■ Your goal ■
For the data below, work out how many lines include the string "本大题共" and report only the number.

[Saved data entries]
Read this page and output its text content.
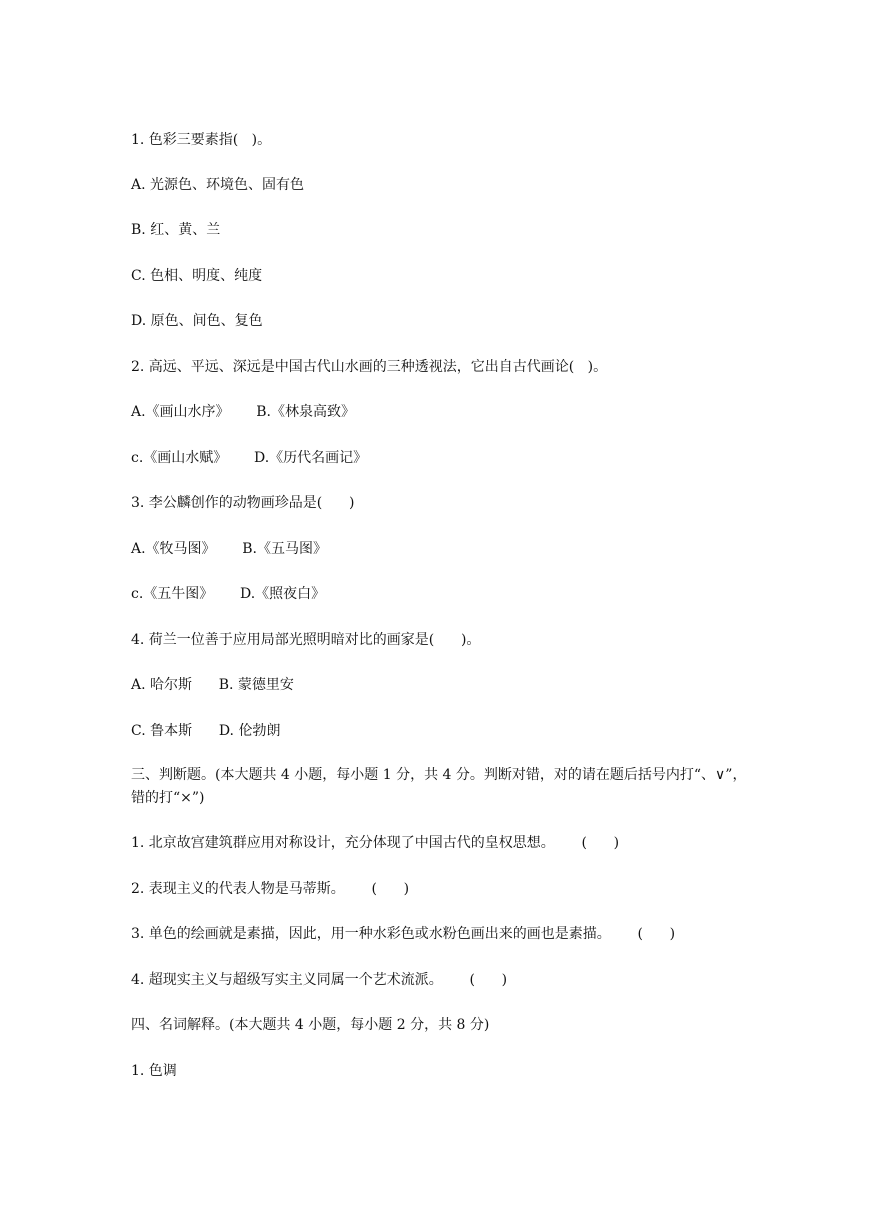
1. 色彩三要素指(   )。
A. 光源色、环境色、固有色
B. 红、黄、兰
C. 色相、明度、纯度
D. 原色、间色、复色
2. 高远、平远、深远是中国古代山水画的三种透视法，它出自古代画论(   )。
A.《画山水序》      B.《林泉高致》
c.《画山水赋》      D.《历代名画记》
3. 李公麟创作的动物画珍品是(      )
A.《牧马图》      B.《五马图》
c.《五牛图》      D.《照夜白》
4. 荷兰一位善于应用局部光照明暗对比的画家是(      )。
A. 哈尔斯      B. 蒙德里安
C. 鲁本斯      D. 伦勃朗
三、判断题。(本大题共 4 小题，每小题 1 分，共 4 分。判断对错，对的请在题后括号内打“、∨”，错的打“×”)
1. 北京故宫建筑群应用对称设计，充分体现了中国古代的皇权思想。      (      )
2. 表现主义的代表人物是马蒂斯。      (      )
3. 单色的绘画就是素描，因此，用一种水彩色或水粉色画出来的画也是素描。      (      )
4. 超现实主义与超级写实主义同属一个艺术流派。      (      )
四、名词解释。(本大题共 4 小题，每小题 2 分，共 8 分)
1. 色调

■ Result ■
2